### SHORT TASK
Identify and pull out each line of the entries in which "Glück" occurs.

### EXTRACTED MATERIAL
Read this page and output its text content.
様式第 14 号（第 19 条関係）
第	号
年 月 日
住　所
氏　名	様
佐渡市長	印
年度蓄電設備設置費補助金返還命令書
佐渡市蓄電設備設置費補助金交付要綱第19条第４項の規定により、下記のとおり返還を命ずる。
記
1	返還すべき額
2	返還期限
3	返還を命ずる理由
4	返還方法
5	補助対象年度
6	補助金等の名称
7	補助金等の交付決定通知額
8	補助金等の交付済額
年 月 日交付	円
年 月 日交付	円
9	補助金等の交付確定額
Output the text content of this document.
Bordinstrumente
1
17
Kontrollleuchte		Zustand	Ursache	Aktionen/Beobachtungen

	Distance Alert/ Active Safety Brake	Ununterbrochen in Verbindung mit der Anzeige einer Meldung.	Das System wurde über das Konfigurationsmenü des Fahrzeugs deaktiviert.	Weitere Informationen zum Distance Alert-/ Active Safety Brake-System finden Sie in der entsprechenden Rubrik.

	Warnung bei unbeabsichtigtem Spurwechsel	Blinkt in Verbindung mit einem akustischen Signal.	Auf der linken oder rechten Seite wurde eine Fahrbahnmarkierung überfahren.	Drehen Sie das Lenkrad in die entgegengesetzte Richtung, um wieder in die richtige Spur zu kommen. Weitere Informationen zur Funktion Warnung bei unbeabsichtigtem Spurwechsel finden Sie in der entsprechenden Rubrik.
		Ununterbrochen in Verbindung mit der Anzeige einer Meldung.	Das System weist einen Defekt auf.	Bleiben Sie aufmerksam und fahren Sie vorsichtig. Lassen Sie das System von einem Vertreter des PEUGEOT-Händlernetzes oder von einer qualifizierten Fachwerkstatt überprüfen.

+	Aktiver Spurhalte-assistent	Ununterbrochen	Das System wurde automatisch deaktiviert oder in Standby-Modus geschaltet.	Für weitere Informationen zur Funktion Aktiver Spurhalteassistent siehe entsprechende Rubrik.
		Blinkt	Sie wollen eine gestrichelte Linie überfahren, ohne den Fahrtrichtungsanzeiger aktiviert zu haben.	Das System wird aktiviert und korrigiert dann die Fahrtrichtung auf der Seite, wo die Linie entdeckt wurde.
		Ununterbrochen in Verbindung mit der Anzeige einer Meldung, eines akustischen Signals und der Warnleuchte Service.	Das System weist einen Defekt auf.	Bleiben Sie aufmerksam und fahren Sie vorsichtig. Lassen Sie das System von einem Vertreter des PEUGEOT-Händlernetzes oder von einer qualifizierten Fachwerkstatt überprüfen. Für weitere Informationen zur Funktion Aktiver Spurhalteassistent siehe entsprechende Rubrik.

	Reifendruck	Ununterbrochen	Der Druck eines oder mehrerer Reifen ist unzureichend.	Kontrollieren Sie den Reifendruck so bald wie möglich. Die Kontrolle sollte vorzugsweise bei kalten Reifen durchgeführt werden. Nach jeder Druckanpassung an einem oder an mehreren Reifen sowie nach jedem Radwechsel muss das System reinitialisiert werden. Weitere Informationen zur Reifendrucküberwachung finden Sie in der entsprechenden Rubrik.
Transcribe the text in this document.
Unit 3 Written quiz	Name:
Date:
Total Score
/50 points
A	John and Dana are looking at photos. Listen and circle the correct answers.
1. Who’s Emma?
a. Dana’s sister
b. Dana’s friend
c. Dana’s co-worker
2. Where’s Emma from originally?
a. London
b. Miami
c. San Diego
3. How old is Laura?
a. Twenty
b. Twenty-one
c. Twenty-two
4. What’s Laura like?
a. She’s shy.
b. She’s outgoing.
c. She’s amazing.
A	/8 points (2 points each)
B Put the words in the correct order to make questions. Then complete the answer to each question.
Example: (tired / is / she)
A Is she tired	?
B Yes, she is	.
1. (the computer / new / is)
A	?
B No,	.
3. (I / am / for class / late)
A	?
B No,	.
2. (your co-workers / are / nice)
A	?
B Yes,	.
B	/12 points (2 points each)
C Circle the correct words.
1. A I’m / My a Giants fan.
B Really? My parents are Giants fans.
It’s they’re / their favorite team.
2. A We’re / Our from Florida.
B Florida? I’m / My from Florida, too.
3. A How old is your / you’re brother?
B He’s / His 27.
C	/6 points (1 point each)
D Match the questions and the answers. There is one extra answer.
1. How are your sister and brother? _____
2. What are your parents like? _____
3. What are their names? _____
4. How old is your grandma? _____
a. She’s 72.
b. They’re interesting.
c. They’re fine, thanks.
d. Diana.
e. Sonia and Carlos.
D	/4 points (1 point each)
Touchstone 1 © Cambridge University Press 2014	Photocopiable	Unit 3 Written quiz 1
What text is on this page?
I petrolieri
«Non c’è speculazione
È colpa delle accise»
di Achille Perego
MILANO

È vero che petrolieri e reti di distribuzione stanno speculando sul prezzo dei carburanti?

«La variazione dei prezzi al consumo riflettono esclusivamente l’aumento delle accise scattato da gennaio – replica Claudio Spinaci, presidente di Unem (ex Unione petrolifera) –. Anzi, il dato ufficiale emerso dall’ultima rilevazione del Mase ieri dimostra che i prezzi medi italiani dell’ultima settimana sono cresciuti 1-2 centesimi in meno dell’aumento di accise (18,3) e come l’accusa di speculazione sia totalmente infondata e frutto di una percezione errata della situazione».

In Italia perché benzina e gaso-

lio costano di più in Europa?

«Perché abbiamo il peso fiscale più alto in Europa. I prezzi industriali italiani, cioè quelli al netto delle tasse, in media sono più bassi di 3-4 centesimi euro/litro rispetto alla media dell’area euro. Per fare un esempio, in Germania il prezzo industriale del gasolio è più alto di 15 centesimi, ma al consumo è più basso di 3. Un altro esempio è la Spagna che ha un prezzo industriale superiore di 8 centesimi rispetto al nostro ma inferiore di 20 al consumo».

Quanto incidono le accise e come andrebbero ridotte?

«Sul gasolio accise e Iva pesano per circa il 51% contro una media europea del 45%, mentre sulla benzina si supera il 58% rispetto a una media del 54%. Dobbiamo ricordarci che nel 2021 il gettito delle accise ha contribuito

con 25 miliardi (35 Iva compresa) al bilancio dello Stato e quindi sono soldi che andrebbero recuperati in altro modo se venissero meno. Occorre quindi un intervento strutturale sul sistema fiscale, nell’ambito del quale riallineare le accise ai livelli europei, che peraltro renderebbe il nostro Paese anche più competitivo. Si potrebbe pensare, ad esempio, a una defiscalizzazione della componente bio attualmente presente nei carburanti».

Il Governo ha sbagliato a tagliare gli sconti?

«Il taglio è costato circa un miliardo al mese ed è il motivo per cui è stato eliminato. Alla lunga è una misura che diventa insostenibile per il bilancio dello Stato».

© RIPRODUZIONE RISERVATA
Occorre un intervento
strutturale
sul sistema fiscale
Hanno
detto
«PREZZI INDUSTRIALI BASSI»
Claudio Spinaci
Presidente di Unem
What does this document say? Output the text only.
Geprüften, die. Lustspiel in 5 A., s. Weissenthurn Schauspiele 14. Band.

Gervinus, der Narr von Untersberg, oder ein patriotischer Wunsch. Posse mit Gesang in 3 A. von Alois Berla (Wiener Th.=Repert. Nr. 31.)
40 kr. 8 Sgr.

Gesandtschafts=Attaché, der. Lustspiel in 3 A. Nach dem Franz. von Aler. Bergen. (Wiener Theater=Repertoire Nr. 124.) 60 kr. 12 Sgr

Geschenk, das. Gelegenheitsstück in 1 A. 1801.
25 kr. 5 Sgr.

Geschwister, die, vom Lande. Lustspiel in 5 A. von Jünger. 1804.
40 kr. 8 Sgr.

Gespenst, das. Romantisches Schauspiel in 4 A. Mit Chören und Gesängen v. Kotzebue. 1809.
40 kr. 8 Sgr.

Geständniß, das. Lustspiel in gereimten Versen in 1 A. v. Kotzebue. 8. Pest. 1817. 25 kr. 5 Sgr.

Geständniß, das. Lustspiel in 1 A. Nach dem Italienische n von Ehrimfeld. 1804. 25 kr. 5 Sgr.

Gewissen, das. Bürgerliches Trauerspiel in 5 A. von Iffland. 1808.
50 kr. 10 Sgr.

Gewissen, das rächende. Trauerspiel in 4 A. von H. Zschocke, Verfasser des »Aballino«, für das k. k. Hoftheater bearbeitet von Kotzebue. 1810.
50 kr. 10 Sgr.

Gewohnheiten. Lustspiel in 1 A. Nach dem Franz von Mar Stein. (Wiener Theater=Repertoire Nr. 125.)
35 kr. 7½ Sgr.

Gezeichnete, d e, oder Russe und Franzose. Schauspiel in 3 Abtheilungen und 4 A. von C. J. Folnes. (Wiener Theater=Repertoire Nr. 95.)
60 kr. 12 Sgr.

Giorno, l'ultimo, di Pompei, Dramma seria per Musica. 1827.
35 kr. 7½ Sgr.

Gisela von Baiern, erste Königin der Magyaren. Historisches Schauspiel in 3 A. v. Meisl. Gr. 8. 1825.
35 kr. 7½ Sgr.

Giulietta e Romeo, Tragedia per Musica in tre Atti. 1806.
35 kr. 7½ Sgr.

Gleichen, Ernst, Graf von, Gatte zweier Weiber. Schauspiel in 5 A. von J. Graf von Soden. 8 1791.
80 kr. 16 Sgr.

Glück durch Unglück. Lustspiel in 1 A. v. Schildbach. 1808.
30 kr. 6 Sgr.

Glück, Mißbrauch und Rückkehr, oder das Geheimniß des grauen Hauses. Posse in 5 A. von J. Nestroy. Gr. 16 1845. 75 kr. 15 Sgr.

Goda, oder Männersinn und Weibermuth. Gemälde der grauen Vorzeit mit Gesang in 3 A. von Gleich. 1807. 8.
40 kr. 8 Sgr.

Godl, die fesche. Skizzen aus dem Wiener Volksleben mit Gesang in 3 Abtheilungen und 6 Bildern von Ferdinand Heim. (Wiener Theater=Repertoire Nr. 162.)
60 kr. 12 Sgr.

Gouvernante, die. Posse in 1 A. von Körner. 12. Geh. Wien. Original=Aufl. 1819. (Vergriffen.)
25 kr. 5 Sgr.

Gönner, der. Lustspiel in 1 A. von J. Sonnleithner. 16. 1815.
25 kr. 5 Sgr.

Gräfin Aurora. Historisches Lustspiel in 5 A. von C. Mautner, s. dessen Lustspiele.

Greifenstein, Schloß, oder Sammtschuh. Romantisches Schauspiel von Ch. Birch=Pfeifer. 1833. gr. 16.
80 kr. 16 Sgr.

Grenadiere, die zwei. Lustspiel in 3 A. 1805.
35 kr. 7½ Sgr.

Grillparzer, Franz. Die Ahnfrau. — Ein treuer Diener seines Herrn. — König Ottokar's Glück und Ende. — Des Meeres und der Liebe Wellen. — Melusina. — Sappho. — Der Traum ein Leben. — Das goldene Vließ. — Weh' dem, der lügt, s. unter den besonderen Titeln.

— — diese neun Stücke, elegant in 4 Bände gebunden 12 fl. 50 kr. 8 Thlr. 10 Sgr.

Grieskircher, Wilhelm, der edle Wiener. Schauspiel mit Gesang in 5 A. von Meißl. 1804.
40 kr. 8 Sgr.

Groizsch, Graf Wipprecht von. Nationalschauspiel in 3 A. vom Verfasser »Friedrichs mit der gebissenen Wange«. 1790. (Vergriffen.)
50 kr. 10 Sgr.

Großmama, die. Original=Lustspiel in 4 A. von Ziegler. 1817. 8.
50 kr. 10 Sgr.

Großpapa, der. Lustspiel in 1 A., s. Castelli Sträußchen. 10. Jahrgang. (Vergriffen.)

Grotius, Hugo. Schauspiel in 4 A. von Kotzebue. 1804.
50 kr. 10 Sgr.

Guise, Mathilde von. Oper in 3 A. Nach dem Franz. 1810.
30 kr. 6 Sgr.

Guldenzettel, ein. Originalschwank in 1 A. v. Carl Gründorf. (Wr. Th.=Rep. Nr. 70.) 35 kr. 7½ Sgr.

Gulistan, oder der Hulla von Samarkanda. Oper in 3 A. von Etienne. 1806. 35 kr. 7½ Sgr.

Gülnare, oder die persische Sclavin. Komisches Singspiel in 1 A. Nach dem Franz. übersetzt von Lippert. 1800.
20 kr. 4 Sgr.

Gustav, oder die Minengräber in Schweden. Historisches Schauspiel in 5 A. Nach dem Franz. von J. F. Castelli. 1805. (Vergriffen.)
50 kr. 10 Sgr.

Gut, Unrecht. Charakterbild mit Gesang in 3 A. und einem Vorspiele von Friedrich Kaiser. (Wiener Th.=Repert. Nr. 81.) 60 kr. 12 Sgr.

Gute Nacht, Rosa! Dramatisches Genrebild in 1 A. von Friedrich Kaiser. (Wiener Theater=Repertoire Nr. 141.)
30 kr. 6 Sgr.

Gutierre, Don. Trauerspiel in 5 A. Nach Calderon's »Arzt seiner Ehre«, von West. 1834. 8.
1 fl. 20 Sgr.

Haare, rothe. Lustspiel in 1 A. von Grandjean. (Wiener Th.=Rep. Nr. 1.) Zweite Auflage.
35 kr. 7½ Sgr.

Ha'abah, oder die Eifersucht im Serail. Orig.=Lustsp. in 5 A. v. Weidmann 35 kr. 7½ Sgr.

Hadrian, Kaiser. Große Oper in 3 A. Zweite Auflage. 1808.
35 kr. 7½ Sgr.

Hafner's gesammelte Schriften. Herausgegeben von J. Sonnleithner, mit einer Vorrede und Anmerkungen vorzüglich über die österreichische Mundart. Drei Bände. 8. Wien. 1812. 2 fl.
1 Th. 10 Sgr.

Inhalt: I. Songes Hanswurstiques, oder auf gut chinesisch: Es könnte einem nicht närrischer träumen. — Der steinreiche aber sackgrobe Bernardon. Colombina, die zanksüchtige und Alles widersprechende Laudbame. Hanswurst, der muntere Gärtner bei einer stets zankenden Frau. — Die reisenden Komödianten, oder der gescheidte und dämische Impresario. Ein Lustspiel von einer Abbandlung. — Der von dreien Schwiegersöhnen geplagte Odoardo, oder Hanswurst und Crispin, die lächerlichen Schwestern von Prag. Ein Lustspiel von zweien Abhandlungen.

### OUTPUT
Glück durch Unglück. Lustspiel in 1 A. v. Schildbach. 1808.
Glück, Mißbrauch und Rückkehr, oder das Geheimniß des grauen Hauses. Posse in 5 A. von J. Nestroy. Gr. 16 1845. 75 kr. 15 Sgr.
Grillparzer, Franz. Die Ahnfrau. — Ein treuer Diener seines Herrn. — König Ottokar's Glück und Ende. — Des Meeres und der Liebe Wellen. — Melusina. — Sappho. — Der Traum ein Leben. — Das goldene Vließ. — Weh' dem, der lügt, s. unter den besonderen Titeln.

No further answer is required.